***** RECORDS PROVIDED *****

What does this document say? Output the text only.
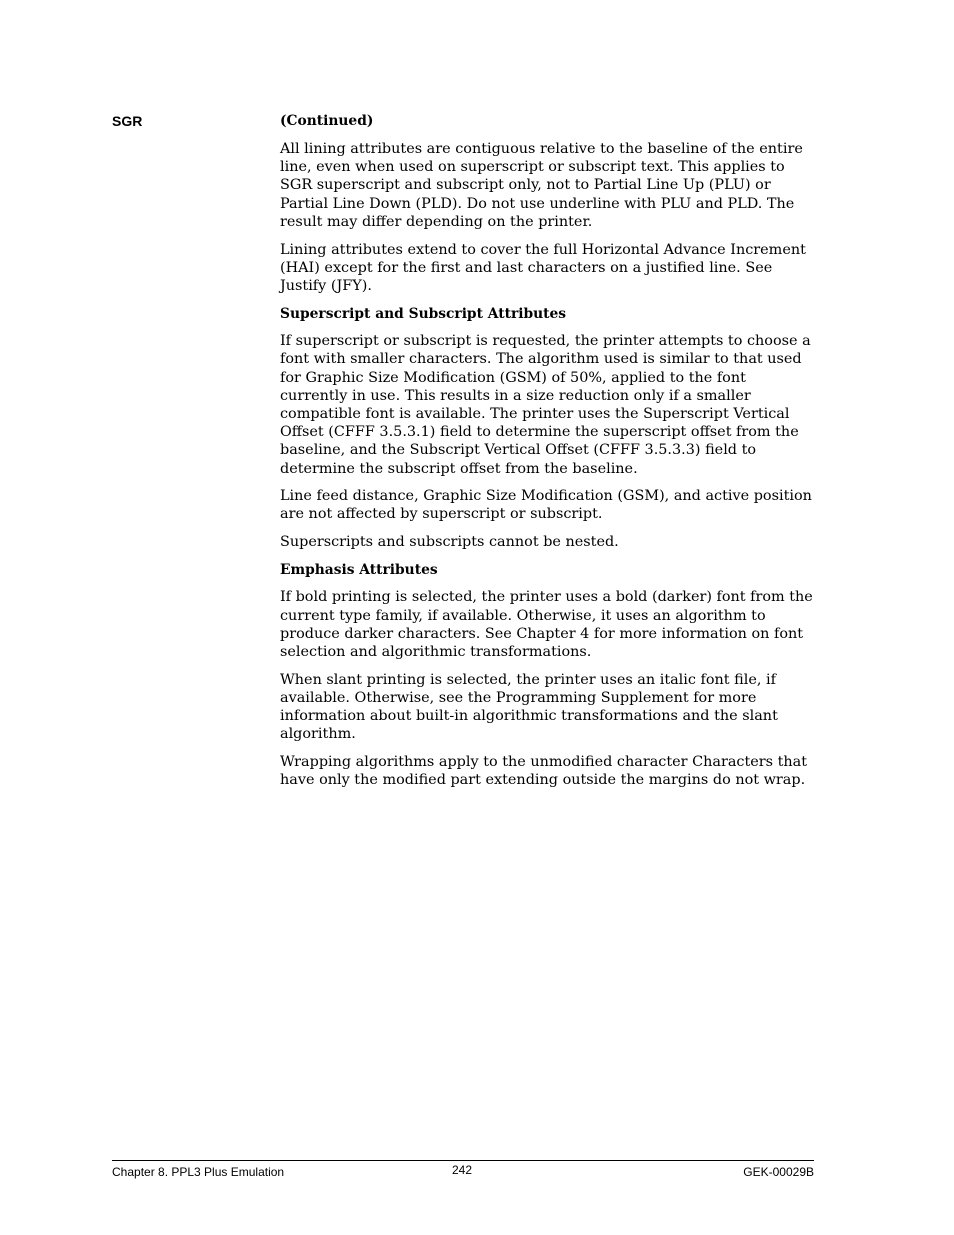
SGR	(Continued)

All lining attributes are contiguous relative to the baseline of the entire line, even when used on superscript or subscript text. This applies to SGR superscript and subscript only, not to Partial Line Up (PLU) or Partial Line Down (PLD). Do not use underline with PLU and PLD. The result may differ depending on the printer.

Lining attributes extend to cover the full Horizontal Advance Increment (HAI) except for the first and last characters on a justified line. See Justify (JFY).

Superscript and Subscript Attributes

If superscript or subscript is requested, the printer attempts to choose a font with smaller characters. The algorithm used is similar to that used for Graphic Size Modification (GSM) of 50%, applied to the font currently in use. This results in a size reduction only if a smaller compatible font is available. The printer uses the Superscript Vertical Offset (CFFF 3.5.3.1) field to determine the superscript offset from the baseline, and the Subscript Vertical Offset (CFFF 3.5.3.3) field to determine the subscript offset from the baseline.

Line feed distance, Graphic Size Modification (GSM), and active position are not affected by superscript or subscript.

Superscripts and subscripts cannot be nested.

Emphasis Attributes

If bold printing is selected, the printer uses a bold (darker) font from the current type family, if available. Otherwise, it uses an algorithm to produce darker characters. See Chapter 4 for more information on font selection and algorithmic transformations.

When slant printing is selected, the printer uses an italic font file, if available. Otherwise, see the Programming Supplement for more information about built-in algorithmic transformations and the slant algorithm.

Wrapping algorithms apply to the unmodified character Characters that have only the modified part extending outside the margins do not wrap.

Chapter 8. PPL3 Plus Emulation	242	GEK-00029B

*****

◆ EXERCISE
Exclude every picture and copy the remaining data exactly.

◆ ANSWER TO THIS EXERCISE
What does this document say? Output the text only.
SGR	(Continued)

All lining attributes are contiguous relative to the baseline of the entire line, even when used on superscript or subscript text. This applies to SGR superscript and subscript only, not to Partial Line Up (PLU) or Partial Line Down (PLD). Do not use underline with PLU and PLD. The result may differ depending on the printer.

Lining attributes extend to cover the full Horizontal Advance Increment (HAI) except for the first and last characters on a justified line. See Justify (JFY).

Superscript and Subscript Attributes

If superscript or subscript is requested, the printer attempts to choose a font with smaller characters. The algorithm used is similar to that used for Graphic Size Modification (GSM) of 50%, applied to the font currently in use. This results in a size reduction only if a smaller compatible font is available. The printer uses the Superscript Vertical Offset (CFFF 3.5.3.1) field to determine the superscript offset from the baseline, and the Subscript Vertical Offset (CFFF 3.5.3.3) field to determine the subscript offset from the baseline.

Line feed distance, Graphic Size Modification (GSM), and active position are not affected by superscript or subscript.

Superscripts and subscripts cannot be nested.

Emphasis Attributes

If bold printing is selected, the printer uses a bold (darker) font from the current type family, if available. Otherwise, it uses an algorithm to produce darker characters. See Chapter 4 for more information on font selection and algorithmic transformations.

When slant printing is selected, the printer uses an italic font file, if available. Otherwise, see the Programming Supplement for more information about built-in algorithmic transformations and the slant algorithm.

Wrapping algorithms apply to the unmodified character Characters that have only the modified part extending outside the margins do not wrap.

Chapter 8. PPL3 Plus Emulation	242	GEK-00029B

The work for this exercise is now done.